Give all of the lines again, with nothing added or dropped.

[Start of GIVEN RECORDS]

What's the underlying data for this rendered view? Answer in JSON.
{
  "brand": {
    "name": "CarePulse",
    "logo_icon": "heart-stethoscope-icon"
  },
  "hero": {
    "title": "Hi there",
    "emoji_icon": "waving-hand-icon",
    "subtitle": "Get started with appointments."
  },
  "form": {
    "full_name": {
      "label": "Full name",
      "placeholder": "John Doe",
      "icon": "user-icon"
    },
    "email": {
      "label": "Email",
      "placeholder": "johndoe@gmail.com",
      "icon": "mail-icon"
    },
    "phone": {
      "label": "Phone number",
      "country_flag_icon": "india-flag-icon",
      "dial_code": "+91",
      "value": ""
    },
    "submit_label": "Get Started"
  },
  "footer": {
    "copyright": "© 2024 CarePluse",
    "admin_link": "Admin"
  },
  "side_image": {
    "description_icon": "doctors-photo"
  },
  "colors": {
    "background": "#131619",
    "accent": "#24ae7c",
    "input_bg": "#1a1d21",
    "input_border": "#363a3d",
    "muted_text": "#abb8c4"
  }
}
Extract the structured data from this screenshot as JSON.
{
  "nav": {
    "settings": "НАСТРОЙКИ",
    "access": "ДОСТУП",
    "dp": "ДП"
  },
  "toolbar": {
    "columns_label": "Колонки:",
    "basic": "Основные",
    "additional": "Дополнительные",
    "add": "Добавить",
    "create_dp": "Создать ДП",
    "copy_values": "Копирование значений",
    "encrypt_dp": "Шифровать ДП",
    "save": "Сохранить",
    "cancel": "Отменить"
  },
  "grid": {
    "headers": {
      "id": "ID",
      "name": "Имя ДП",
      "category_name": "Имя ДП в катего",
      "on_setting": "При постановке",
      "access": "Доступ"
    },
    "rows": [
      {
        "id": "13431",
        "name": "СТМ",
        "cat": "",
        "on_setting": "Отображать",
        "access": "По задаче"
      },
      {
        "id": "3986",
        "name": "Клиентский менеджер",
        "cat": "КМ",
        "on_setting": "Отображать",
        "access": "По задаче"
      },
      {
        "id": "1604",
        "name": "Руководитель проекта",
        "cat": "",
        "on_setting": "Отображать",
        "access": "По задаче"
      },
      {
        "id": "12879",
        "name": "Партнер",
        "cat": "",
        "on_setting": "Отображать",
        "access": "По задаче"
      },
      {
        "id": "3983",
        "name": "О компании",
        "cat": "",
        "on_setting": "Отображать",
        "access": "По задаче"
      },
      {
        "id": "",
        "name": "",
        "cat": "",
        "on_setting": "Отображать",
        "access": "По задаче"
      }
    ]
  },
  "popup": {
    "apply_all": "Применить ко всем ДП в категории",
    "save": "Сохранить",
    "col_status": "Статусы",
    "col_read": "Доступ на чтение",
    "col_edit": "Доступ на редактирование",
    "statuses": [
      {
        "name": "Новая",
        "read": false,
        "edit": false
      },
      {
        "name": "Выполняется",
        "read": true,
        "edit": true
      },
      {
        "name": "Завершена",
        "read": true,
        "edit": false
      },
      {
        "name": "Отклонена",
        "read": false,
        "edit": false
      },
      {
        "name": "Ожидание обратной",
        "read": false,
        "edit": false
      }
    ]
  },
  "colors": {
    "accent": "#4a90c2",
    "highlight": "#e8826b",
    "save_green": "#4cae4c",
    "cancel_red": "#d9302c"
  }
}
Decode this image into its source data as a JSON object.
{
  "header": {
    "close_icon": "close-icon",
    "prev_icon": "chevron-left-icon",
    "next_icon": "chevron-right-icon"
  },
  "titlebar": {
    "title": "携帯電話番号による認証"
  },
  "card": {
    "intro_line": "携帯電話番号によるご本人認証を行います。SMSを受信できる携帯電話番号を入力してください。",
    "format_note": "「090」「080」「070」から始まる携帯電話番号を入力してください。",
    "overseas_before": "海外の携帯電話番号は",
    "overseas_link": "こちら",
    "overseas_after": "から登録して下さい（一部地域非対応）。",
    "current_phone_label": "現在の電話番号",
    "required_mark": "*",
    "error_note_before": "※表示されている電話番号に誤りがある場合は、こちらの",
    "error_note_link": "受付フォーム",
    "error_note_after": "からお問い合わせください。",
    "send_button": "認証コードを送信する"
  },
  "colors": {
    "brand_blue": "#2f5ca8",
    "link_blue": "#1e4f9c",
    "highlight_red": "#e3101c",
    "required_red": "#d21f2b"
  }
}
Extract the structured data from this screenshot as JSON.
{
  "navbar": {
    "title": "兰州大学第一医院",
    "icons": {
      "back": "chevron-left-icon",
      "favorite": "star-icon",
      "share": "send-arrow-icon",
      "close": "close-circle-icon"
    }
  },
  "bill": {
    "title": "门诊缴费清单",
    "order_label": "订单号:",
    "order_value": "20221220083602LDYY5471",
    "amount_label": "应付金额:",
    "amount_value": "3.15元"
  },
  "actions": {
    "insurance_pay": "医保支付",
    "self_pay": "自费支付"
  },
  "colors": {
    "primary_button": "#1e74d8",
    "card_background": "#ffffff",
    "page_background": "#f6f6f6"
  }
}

[End of GIVEN RECORDS]

**IN RESPONSE**
What's the underlying data for this rendered view? Answer in JSON.
{
  "brand": {
    "name": "CarePulse",
    "logo_icon": "heart-stethoscope-icon"
  },
  "hero": {
    "title": "Hi there",
    "emoji_icon": "waving-hand-icon",
    "subtitle": "Get started with appointments."
  },
  "form": {
    "full_name": {
      "label": "Full name",
      "placeholder": "John Doe",
      "icon": "user-icon"
    },
    "email": {
      "label": "Email",
      "placeholder": "johndoe@gmail.com",
      "icon": "mail-icon"
    },
    "phone": {
      "label": "Phone number",
      "country_flag_icon": "india-flag-icon",
      "dial_code": "+91",
      "value": ""
    },
    "submit_label": "Get Started"
  },
  "footer": {
    "copyright": "© 2024 CarePluse",
    "admin_link": "Admin"
  },
  "side_image": {
    "description_icon": "doctors-photo"
  },
  "colors": {
    "background": "#131619",
    "accent": "#24ae7c",
    "input_bg": "#1a1d21",
    "input_border": "#363a3d",
    "muted_text": "#abb8c4"
  }
}
Extract the structured data from this screenshot as JSON.
{
  "nav": {
    "settings": "НАСТРОЙКИ",
    "access": "ДОСТУП",
    "dp": "ДП"
  },
  "toolbar": {
    "columns_label": "Колонки:",
    "basic": "Основные",
    "additional": "Дополнительные",
    "add": "Добавить",
    "create_dp": "Создать ДП",
    "copy_values": "Копирование значений",
    "encrypt_dp": "Шифровать ДП",
    "save": "Сохранить",
    "cancel": "Отменить"
  },
  "grid": {
    "headers": {
      "id": "ID",
      "name": "Имя ДП",
      "category_name": "Имя ДП в катего",
      "on_setting": "При постановке",
      "access": "Доступ"
    },
    "rows": [
      {
        "id": "13431",
        "name": "СТМ",
        "cat": "",
        "on_setting": "Отображать",
        "access": "По задаче"
      },
      {
        "id": "3986",
        "name": "Клиентский менеджер",
        "cat": "КМ",
        "on_setting": "Отображать",
        "access": "По задаче"
      },
      {
        "id": "1604",
        "name": "Руководитель проекта",
        "cat": "",
        "on_setting": "Отображать",
        "access": "По задаче"
      },
      {
        "id": "12879",
        "name": "Партнер",
        "cat": "",
        "on_setting": "Отображать",
        "access": "По задаче"
      },
      {
        "id": "3983",
        "name": "О компании",
        "cat": "",
        "on_setting": "Отображать",
        "access": "По задаче"
      },
      {
        "id": "",
        "name": "",
        "cat": "",
        "on_setting": "Отображать",
        "access": "По задаче"
      }
    ]
  },
  "popup": {
    "apply_all": "Применить ко всем ДП в категории",
    "save": "Сохранить",
    "col_status": "Статусы",
    "col_read": "Доступ на чтение",
    "col_edit": "Доступ на редактирование",
    "statuses": [
      {
        "name": "Новая",
        "read": false,
        "edit": false
      },
      {
        "name": "Выполняется",
        "read": true,
        "edit": true
      },
      {
        "name": "Завершена",
        "read": true,
        "edit": false
      },
      {
        "name": "Отклонена",
        "read": false,
        "edit": false
      },
      {
        "name": "Ожидание обратной",
        "read": false,
        "edit": false
      }
    ]
  },
  "colors": {
    "accent": "#4a90c2",
    "highlight": "#e8826b",
    "save_green": "#4cae4c",
    "cancel_red": "#d9302c"
  }
}
Decode this image into its source data as a JSON object.
{
  "header": {
    "close_icon": "close-icon",
    "prev_icon": "chevron-left-icon",
    "next_icon": "chevron-right-icon"
  },
  "titlebar": {
    "title": "携帯電話番号による認証"
  },
  "card": {
    "intro_line": "携帯電話番号によるご本人認証を行います。SMSを受信できる携帯電話番号を入力してください。",
    "format_note": "「090」「080」「070」から始まる携帯電話番号を入力してください。",
    "overseas_before": "海外の携帯電話番号は",
    "overseas_link": "こちら",
    "overseas_after": "から登録して下さい（一部地域非対応）。",
    "current_phone_label": "現在の電話番号",
    "required_mark": "*",
    "error_note_before": "※表示されている電話番号に誤りがある場合は、こちらの",
    "error_note_link": "受付フォーム",
    "error_note_after": "からお問い合わせください。",
    "send_button": "認証コードを送信する"
  },
  "colors": {
    "brand_blue": "#2f5ca8",
    "link_blue": "#1e4f9c",
    "highlight_red": "#e3101c",
    "required_red": "#d21f2b"
  }
}
Extract the structured data from this screenshot as JSON.
{
  "navbar": {
    "title": "兰州大学第一医院",
    "icons": {
      "back": "chevron-left-icon",
      "favorite": "star-icon",
      "share": "send-arrow-icon",
      "close": "close-circle-icon"
    }
  },
  "bill": {
    "title": "门诊缴费清单",
    "order_label": "订单号:",
    "order_value": "20221220083602LDYY5471",
    "amount_label": "应付金额:",
    "amount_value": "3.15元"
  },
  "actions": {
    "insurance_pay": "医保支付",
    "self_pay": "自费支付"
  },
  "colors": {
    "primary_button": "#1e74d8",
    "card_background": "#ffffff",
    "page_background": "#f6f6f6"
  }
}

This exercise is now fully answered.